The records that follow must be reproduced in full, exactly as written.
>> Start Entries shown
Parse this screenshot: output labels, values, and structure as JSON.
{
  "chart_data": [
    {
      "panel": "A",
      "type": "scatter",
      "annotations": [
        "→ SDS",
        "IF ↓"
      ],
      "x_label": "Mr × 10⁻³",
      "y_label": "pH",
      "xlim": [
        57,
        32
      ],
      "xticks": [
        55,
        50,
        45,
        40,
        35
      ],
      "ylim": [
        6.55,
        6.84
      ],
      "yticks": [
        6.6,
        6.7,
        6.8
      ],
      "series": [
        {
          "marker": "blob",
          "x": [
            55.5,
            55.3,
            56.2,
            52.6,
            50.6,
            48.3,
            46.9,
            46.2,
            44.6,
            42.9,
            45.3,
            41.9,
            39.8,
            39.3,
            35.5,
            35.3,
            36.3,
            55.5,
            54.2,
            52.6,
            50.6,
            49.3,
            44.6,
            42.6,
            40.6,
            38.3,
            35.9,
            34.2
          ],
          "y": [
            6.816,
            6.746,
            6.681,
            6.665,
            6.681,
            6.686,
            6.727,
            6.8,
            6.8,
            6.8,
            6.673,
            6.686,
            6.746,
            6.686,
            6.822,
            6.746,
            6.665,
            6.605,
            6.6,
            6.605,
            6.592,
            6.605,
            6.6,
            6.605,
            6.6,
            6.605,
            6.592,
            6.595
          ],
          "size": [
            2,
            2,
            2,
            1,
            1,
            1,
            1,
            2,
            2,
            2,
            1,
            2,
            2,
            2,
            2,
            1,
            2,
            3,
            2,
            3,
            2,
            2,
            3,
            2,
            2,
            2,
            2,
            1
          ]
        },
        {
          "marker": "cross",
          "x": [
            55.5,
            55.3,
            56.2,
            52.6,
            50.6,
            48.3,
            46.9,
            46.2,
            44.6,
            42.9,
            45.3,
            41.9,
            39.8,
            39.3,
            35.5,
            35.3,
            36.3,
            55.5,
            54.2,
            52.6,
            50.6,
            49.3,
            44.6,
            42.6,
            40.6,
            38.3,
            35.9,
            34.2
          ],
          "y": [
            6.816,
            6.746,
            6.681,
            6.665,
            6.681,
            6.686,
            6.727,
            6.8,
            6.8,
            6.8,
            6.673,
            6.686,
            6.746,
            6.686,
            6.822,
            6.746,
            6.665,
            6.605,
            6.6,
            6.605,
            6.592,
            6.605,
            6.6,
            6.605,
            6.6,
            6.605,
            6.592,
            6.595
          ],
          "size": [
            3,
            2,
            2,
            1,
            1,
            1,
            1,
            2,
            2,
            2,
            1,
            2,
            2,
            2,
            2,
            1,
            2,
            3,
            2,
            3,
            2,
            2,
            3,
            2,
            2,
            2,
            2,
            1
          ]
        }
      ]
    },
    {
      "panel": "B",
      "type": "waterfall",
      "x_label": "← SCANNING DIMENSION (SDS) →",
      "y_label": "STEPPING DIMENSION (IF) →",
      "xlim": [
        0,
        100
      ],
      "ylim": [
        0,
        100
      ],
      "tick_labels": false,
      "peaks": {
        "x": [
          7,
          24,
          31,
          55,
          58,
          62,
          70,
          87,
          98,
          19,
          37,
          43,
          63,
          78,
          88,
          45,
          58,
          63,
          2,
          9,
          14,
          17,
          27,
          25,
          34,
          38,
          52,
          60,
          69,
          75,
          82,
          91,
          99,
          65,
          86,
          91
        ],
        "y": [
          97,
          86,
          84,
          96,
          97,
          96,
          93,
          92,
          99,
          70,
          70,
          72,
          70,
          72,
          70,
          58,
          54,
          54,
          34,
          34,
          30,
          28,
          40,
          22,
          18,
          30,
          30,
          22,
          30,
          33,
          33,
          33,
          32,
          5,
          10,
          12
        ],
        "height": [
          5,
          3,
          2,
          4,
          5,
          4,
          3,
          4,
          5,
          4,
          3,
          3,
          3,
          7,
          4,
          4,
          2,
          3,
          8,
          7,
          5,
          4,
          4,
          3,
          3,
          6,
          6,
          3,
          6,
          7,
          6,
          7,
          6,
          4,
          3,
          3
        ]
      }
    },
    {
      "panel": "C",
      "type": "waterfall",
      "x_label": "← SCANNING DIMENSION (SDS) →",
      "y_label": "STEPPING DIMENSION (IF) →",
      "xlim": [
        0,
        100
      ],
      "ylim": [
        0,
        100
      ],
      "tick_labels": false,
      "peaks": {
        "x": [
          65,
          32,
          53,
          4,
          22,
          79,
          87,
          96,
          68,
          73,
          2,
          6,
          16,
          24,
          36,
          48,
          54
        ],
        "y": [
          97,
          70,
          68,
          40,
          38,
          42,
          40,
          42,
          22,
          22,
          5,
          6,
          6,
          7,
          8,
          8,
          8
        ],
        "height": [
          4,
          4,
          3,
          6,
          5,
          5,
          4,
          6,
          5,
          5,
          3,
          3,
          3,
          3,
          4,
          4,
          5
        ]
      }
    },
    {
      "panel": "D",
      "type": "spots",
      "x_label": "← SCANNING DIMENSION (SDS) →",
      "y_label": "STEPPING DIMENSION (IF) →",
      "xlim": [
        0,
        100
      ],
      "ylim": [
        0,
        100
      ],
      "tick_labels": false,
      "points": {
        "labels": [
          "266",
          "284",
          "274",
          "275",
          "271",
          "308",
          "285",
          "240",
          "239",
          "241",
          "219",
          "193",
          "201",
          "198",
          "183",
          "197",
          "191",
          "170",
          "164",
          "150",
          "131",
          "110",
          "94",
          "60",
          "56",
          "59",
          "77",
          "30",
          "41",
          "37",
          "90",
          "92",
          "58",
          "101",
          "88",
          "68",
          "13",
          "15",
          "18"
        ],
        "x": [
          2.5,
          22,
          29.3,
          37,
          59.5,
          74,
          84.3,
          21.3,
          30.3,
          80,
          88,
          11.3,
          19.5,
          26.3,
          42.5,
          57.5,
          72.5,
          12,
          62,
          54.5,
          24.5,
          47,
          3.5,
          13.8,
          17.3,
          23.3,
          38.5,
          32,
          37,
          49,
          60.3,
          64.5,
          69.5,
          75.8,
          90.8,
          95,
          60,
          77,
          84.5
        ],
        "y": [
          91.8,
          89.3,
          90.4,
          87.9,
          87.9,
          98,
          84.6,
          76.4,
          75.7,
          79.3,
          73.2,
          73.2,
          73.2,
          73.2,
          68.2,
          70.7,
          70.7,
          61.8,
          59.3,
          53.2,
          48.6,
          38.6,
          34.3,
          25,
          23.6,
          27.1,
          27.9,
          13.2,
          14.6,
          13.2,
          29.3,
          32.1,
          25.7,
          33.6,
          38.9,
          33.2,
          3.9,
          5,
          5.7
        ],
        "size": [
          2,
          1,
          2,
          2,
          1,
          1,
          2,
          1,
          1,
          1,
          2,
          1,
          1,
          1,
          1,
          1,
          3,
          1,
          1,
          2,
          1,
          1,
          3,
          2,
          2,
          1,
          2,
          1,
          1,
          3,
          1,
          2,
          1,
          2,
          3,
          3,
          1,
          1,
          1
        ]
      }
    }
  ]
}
>> End Entries shown
### Full answer
Parse this screenshot: output labels, values, and structure as JSON.
{
  "chart_data": [
    {
      "panel": "A",
      "type": "scatter",
      "annotations": [
        "→ SDS",
        "IF ↓"
      ],
      "x_label": "Mr × 10⁻³",
      "y_label": "pH",
      "xlim": [
        57,
        32
      ],
      "xticks": [
        55,
        50,
        45,
        40,
        35
      ],
      "ylim": [
        6.55,
        6.84
      ],
      "yticks": [
        6.6,
        6.7,
        6.8
      ],
      "series": [
        {
          "marker": "blob",
          "x": [
            55.5,
            55.3,
            56.2,
            52.6,
            50.6,
            48.3,
            46.9,
            46.2,
            44.6,
            42.9,
            45.3,
            41.9,
            39.8,
            39.3,
            35.5,
            35.3,
            36.3,
            55.5,
            54.2,
            52.6,
            50.6,
            49.3,
            44.6,
            42.6,
            40.6,
            38.3,
            35.9,
            34.2
          ],
          "y": [
            6.816,
            6.746,
            6.681,
            6.665,
            6.681,
            6.686,
            6.727,
            6.8,
            6.8,
            6.8,
            6.673,
            6.686,
            6.746,
            6.686,
            6.822,
            6.746,
            6.665,
            6.605,
            6.6,
            6.605,
            6.592,
            6.605,
            6.6,
            6.605,
            6.6,
            6.605,
            6.592,
            6.595
          ],
          "size": [
            2,
            2,
            2,
            1,
            1,
            1,
            1,
            2,
            2,
            2,
            1,
            2,
            2,
            2,
            2,
            1,
            2,
            3,
            2,
            3,
            2,
            2,
            3,
            2,
            2,
            2,
            2,
            1
          ]
        },
        {
          "marker": "cross",
          "x": [
            55.5,
            55.3,
            56.2,
            52.6,
            50.6,
            48.3,
            46.9,
            46.2,
            44.6,
            42.9,
            45.3,
            41.9,
            39.8,
            39.3,
            35.5,
            35.3,
            36.3,
            55.5,
            54.2,
            52.6,
            50.6,
            49.3,
            44.6,
            42.6,
            40.6,
            38.3,
            35.9,
            34.2
          ],
          "y": [
            6.816,
            6.746,
            6.681,
            6.665,
            6.681,
            6.686,
            6.727,
            6.8,
            6.8,
            6.8,
            6.673,
            6.686,
            6.746,
            6.686,
            6.822,
            6.746,
            6.665,
            6.605,
            6.6,
            6.605,
            6.592,
            6.605,
            6.6,
            6.605,
            6.6,
            6.605,
            6.592,
            6.595
          ],
          "size": [
            3,
            2,
            2,
            1,
            1,
            1,
            1,
            2,
            2,
            2,
            1,
            2,
            2,
            2,
            2,
            1,
            2,
            3,
            2,
            3,
            2,
            2,
            3,
            2,
            2,
            2,
            2,
            1
          ]
        }
      ]
    },
    {
      "panel": "B",
      "type": "waterfall",
      "x_label": "← SCANNING DIMENSION (SDS) →",
      "y_label": "STEPPING DIMENSION (IF) →",
      "xlim": [
        0,
        100
      ],
      "ylim": [
        0,
        100
      ],
      "tick_labels": false,
      "peaks": {
        "x": [
          7,
          24,
          31,
          55,
          58,
          62,
          70,
          87,
          98,
          19,
          37,
          43,
          63,
          78,
          88,
          45,
          58,
          63,
          2,
          9,
          14,
          17,
          27,
          25,
          34,
          38,
          52,
          60,
          69,
          75,
          82,
          91,
          99,
          65,
          86,
          91
        ],
        "y": [
          97,
          86,
          84,
          96,
          97,
          96,
          93,
          92,
          99,
          70,
          70,
          72,
          70,
          72,
          70,
          58,
          54,
          54,
          34,
          34,
          30,
          28,
          40,
          22,
          18,
          30,
          30,
          22,
          30,
          33,
          33,
          33,
          32,
          5,
          10,
          12
        ],
        "height": [
          5,
          3,
          2,
          4,
          5,
          4,
          3,
          4,
          5,
          4,
          3,
          3,
          3,
          7,
          4,
          4,
          2,
          3,
          8,
          7,
          5,
          4,
          4,
          3,
          3,
          6,
          6,
          3,
          6,
          7,
          6,
          7,
          6,
          4,
          3,
          3
        ]
      }
    },
    {
      "panel": "C",
      "type": "waterfall",
      "x_label": "← SCANNING DIMENSION (SDS) →",
      "y_label": "STEPPING DIMENSION (IF) →",
      "xlim": [
        0,
        100
      ],
      "ylim": [
        0,
        100
      ],
      "tick_labels": false,
      "peaks": {
        "x": [
          65,
          32,
          53,
          4,
          22,
          79,
          87,
          96,
          68,
          73,
          2,
          6,
          16,
          24,
          36,
          48,
          54
        ],
        "y": [
          97,
          70,
          68,
          40,
          38,
          42,
          40,
          42,
          22,
          22,
          5,
          6,
          6,
          7,
          8,
          8,
          8
        ],
        "height": [
          4,
          4,
          3,
          6,
          5,
          5,
          4,
          6,
          5,
          5,
          3,
          3,
          3,
          3,
          4,
          4,
          5
        ]
      }
    },
    {
      "panel": "D",
      "type": "spots",
      "x_label": "← SCANNING DIMENSION (SDS) →",
      "y_label": "STEPPING DIMENSION (IF) →",
      "xlim": [
        0,
        100
      ],
      "ylim": [
        0,
        100
      ],
      "tick_labels": false,
      "points": {
        "labels": [
          "266",
          "284",
          "274",
          "275",
          "271",
          "308",
          "285",
          "240",
          "239",
          "241",
          "219",
          "193",
          "201",
          "198",
          "183",
          "197",
          "191",
          "170",
          "164",
          "150",
          "131",
          "110",
          "94",
          "60",
          "56",
          "59",
          "77",
          "30",
          "41",
          "37",
          "90",
          "92",
          "58",
          "101",
          "88",
          "68",
          "13",
          "15",
          "18"
        ],
        "x": [
          2.5,
          22,
          29.3,
          37,
          59.5,
          74,
          84.3,
          21.3,
          30.3,
          80,
          88,
          11.3,
          19.5,
          26.3,
          42.5,
          57.5,
          72.5,
          12,
          62,
          54.5,
          24.5,
          47,
          3.5,
          13.8,
          17.3,
          23.3,
          38.5,
          32,
          37,
          49,
          60.3,
          64.5,
          69.5,
          75.8,
          90.8,
          95,
          60,
          77,
          84.5
        ],
        "y": [
          91.8,
          89.3,
          90.4,
          87.9,
          87.9,
          98,
          84.6,
          76.4,
          75.7,
          79.3,
          73.2,
          73.2,
          73.2,
          73.2,
          68.2,
          70.7,
          70.7,
          61.8,
          59.3,
          53.2,
          48.6,
          38.6,
          34.3,
          25,
          23.6,
          27.1,
          27.9,
          13.2,
          14.6,
          13.2,
          29.3,
          32.1,
          25.7,
          33.6,
          38.9,
          33.2,
          3.9,
          5,
          5.7
        ],
        "size": [
          2,
          1,
          2,
          2,
          1,
          1,
          2,
          1,
          1,
          1,
          2,
          1,
          1,
          1,
          1,
          1,
          3,
          1,
          1,
          2,
          1,
          1,
          3,
          2,
          2,
          1,
          2,
          1,
          1,
          3,
          1,
          2,
          1,
          2,
          3,
          3,
          1,
          1,
          1
        ]
      }
    }
  ]
}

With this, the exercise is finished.